Start of INPUT ROWS
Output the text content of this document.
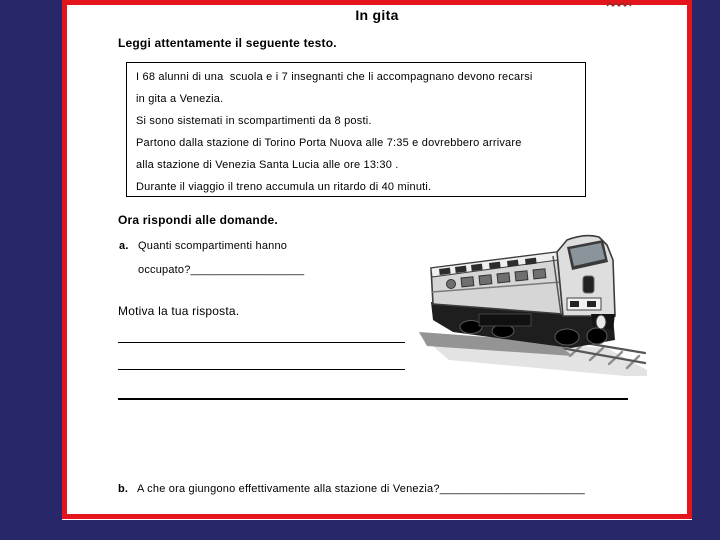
In gita
Leggi attentamente il seguente testo.
I 68 alunni di una  scuola e i 7 insegnanti che li accompagnano devono recarsi
in gita a Venezia.
Si sono sistemati in scompartimenti da 8 posti.
Partono dalla stazione di Torino Porta Nuova alle 7:35 e dovrebbero arrivare
alla stazione di Venezia Santa Lucia alle ore 13:30 .
Durante il viaggio il treno accumula un ritardo di 40 minuti.
Ora rispondi alle domande.
a. Quanti scompartimenti hanno
occupato?__________________
Motiva la tua risposta.
b. A che ora giungono effettivamente alla stazione di Venezia?_______________________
End of INPUT ROWS
PROBLEM STATEMENT: Transcribe the records above exactly as they appear, leaving out any pictures.

RESPONSE TO THIS TASK:
Output the text content of this document.
In gita
Leggi attentamente il seguente testo.
I 68 alunni di una  scuola e i 7 insegnanti che li accompagnano devono recarsi
in gita a Venezia.
Si sono sistemati in scompartimenti da 8 posti.
Partono dalla stazione di Torino Porta Nuova alle 7:35 e dovrebbero arrivare
alla stazione di Venezia Santa Lucia alle ore 13:30 .
Durante il viaggio il treno accumula un ritardo di 40 minuti.
Ora rispondi alle domande.
a. Quanti scompartimenti hanno
occupato?__________________
Motiva la tua risposta.
b. A che ora giungono effettivamente alla stazione di Venezia?_______________________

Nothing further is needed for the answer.